-- BEGIN Input data --

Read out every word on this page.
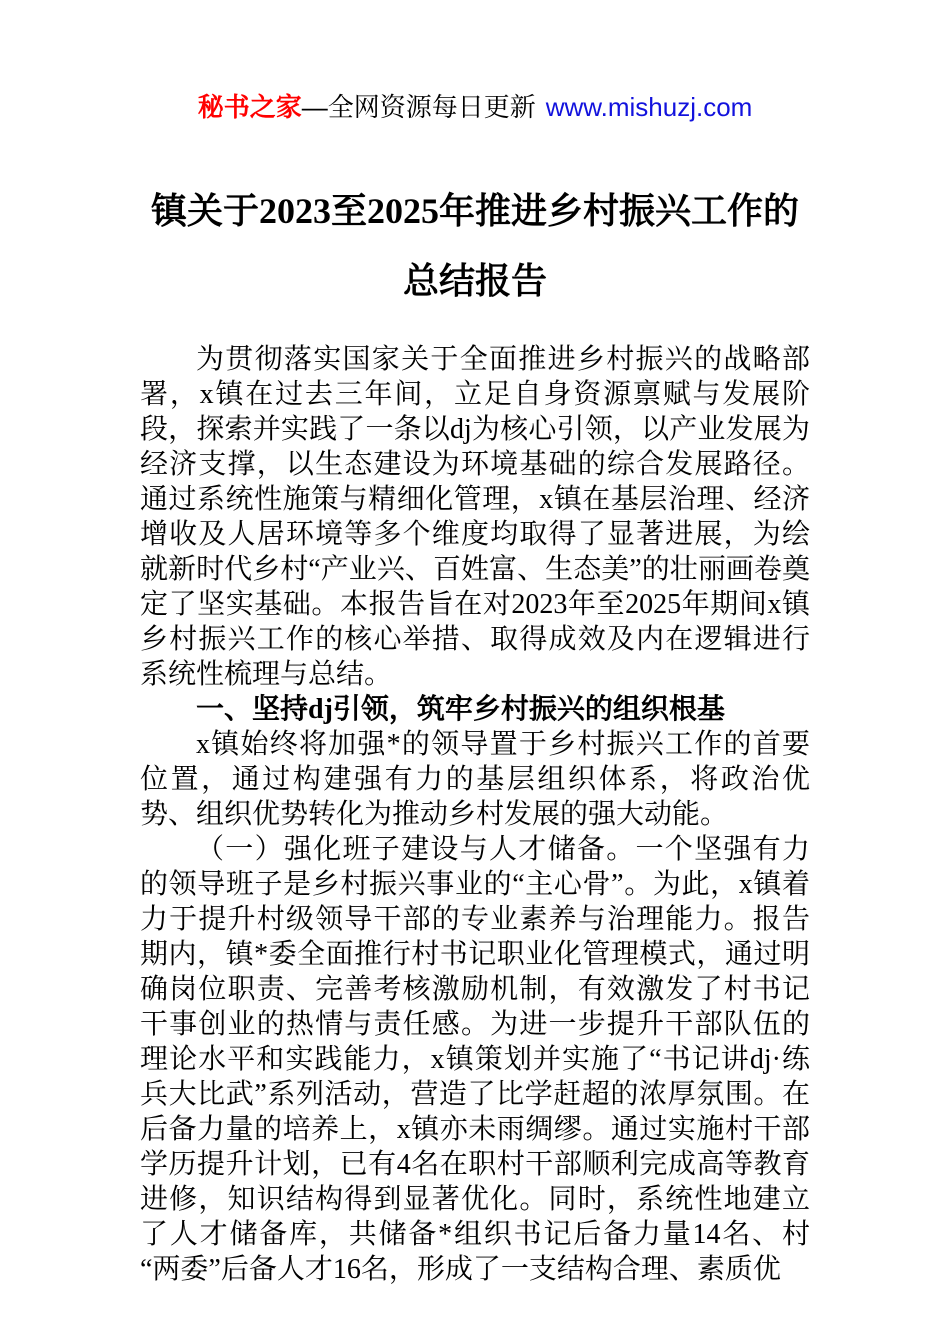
秘书之家—全网资源每日更新 www.mishuzj.com
镇关于2023至2025年推进乡村振兴工作的
总结报告

为贯彻落实国家关于全面推进乡村振兴的战略部署，x镇在过去三年间，立足自身资源禀赋与发展阶段，探索并实践了一条以dj为核心引领，以产业发展为经济支撑，以生态建设为环境基础的综合发展路径。通过系统性施策与精细化管理，x镇在基层治理、经济增收及人居环境等多个维度均取得了显著进展，为绘就新时代乡村“产业兴、百姓富、生态美”的壮丽画卷奠定了坚实基础。本报告旨在对2023年至2025年期间x镇乡村振兴工作的核心举措、取得成效及内在逻辑进行系统性梳理与总结。

一、坚持dj引领，筑牢乡村振兴的组织根基

x镇始终将加强*的领导置于乡村振兴工作的首要位置，通过构建强有力的基层组织体系，将政治优势、组织优势转化为推动乡村发展的强大动能。

（一）强化班子建设与人才储备。一个坚强有力的领导班子是乡村振兴事业的“主心骨”。为此，x镇着力于提升村级领导干部的专业素养与治理能力。报告期内，镇*委全面推行村书记职业化管理模式，通过明确岗位职责、完善考核激励机制，有效激发了村书记干事创业的热情与责任感。为进一步提升干部队伍的理论水平和实践能力，x镇策划并实施了“书记讲dj·练兵大比武”系列活动，营造了比学赶超的浓厚氛围。在后备力量的培养上，x镇亦未雨绸缪。通过实施村干部学历提升计划，已有4名在职村干部顺利完成高等教育进修，知识结构得到显著优化。同时，系统性地建立了人才储备库，共储备*组织书记后备力量14名、村“两委”后备人才16名，形成了一支结构合理、素质优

-- END Input data --

**Exercise task**
Leave out the pictures and reproduce the rest of the listing exactly.

**Complete response**
Read out every word on this page.
秘书之家—全网资源每日更新 www.mishuzj.com
镇关于2023至2025年推进乡村振兴工作的
总结报告

为贯彻落实国家关于全面推进乡村振兴的战略部署，x镇在过去三年间，立足自身资源禀赋与发展阶段，探索并实践了一条以dj为核心引领，以产业发展为经济支撑，以生态建设为环境基础的综合发展路径。通过系统性施策与精细化管理，x镇在基层治理、经济增收及人居环境等多个维度均取得了显著进展，为绘就新时代乡村“产业兴、百姓富、生态美”的壮丽画卷奠定了坚实基础。本报告旨在对2023年至2025年期间x镇乡村振兴工作的核心举措、取得成效及内在逻辑进行系统性梳理与总结。

一、坚持dj引领，筑牢乡村振兴的组织根基

x镇始终将加强*的领导置于乡村振兴工作的首要位置，通过构建强有力的基层组织体系，将政治优势、组织优势转化为推动乡村发展的强大动能。

（一）强化班子建设与人才储备。一个坚强有力的领导班子是乡村振兴事业的“主心骨”。为此，x镇着力于提升村级领导干部的专业素养与治理能力。报告期内，镇*委全面推行村书记职业化管理模式，通过明确岗位职责、完善考核激励机制，有效激发了村书记干事创业的热情与责任感。为进一步提升干部队伍的理论水平和实践能力，x镇策划并实施了“书记讲dj·练兵大比武”系列活动，营造了比学赶超的浓厚氛围。在后备力量的培养上，x镇亦未雨绸缪。通过实施村干部学历提升计划，已有4名在职村干部顺利完成高等教育进修，知识结构得到显著优化。同时，系统性地建立了人才储备库，共储备*组织书记后备力量14名、村“两委”后备人才16名，形成了一支结构合理、素质优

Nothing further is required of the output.